* BEGIN *
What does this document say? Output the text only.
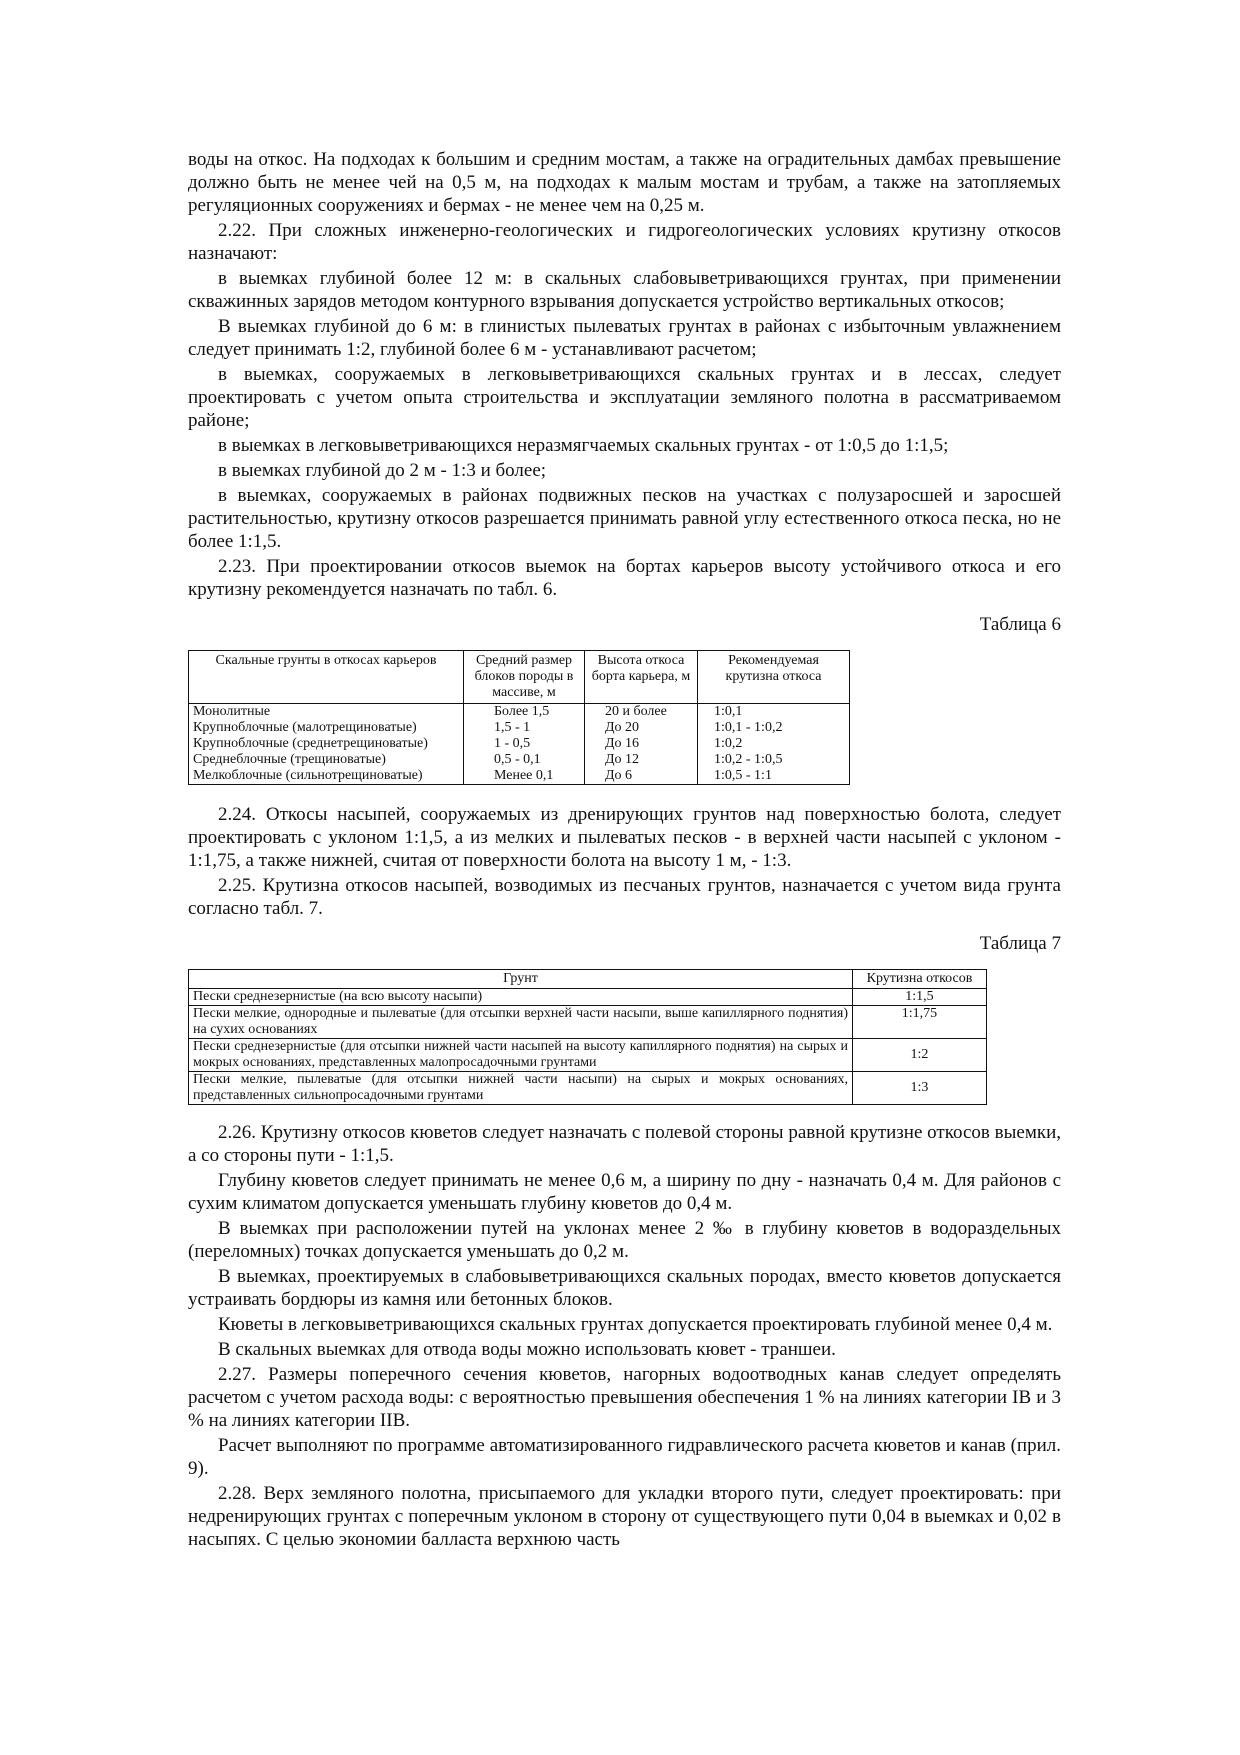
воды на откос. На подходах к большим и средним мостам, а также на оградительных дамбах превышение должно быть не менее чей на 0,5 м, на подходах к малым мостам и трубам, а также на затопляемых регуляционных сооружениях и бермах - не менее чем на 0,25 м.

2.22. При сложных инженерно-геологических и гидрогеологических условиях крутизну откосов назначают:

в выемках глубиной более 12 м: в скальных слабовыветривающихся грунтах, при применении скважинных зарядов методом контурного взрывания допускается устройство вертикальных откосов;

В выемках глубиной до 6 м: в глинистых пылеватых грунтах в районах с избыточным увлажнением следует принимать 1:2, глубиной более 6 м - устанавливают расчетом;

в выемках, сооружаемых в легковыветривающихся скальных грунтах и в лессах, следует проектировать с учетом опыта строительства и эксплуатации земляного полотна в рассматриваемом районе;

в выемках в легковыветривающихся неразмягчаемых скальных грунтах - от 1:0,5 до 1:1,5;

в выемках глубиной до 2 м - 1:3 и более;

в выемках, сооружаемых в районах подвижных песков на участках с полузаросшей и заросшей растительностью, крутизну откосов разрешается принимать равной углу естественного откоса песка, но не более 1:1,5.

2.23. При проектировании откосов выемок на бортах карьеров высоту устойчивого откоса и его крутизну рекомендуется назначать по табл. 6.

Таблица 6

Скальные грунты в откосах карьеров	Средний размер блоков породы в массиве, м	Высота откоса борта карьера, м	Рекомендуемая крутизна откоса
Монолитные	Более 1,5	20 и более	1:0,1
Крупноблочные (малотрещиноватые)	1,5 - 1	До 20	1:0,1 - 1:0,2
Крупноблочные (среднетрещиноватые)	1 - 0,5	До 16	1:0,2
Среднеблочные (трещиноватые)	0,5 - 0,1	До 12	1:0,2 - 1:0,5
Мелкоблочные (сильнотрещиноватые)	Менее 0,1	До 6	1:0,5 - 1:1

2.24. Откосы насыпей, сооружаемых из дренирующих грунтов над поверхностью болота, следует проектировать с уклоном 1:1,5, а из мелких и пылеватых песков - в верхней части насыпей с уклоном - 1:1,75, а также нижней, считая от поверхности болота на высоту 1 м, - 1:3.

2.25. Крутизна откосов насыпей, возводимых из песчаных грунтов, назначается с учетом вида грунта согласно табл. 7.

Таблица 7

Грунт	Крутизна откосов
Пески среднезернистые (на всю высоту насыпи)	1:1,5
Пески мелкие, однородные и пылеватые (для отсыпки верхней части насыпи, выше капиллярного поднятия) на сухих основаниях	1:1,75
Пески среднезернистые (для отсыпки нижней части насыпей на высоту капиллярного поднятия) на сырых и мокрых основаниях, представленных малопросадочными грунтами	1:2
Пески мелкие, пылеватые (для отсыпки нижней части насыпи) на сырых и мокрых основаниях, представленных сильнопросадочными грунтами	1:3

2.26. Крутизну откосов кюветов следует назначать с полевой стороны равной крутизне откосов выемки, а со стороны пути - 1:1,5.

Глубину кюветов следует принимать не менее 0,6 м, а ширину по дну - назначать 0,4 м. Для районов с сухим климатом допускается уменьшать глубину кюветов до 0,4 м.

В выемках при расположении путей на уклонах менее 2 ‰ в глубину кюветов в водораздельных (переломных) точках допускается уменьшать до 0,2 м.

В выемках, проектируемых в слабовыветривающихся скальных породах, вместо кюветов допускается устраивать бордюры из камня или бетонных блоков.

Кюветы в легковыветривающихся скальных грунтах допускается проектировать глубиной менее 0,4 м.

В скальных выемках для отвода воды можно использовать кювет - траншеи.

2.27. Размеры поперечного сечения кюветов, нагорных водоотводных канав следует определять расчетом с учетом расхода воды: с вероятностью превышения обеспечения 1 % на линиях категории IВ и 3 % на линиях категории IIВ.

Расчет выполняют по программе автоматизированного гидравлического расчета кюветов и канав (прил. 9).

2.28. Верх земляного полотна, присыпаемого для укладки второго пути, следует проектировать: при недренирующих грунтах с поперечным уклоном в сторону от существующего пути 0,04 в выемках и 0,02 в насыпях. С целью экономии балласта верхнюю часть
* END *
* BEGIN *
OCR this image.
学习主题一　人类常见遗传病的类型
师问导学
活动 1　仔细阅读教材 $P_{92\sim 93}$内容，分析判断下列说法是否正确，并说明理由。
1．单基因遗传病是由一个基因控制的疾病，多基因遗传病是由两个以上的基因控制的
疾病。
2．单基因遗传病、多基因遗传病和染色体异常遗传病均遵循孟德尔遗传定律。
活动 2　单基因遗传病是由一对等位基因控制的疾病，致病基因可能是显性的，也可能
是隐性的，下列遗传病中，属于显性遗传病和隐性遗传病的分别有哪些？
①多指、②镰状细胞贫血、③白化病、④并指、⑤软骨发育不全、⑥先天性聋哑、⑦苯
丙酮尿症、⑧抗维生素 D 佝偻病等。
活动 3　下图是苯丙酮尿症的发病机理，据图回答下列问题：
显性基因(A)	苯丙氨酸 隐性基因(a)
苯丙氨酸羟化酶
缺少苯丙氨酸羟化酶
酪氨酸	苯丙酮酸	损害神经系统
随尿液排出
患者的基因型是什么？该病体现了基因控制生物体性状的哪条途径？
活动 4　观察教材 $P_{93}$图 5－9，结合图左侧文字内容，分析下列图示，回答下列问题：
* END *
## Written problem
Copy each line in the data that holds the word "this".

## Correct result
What does this document say? Output the text only.
OCR this image.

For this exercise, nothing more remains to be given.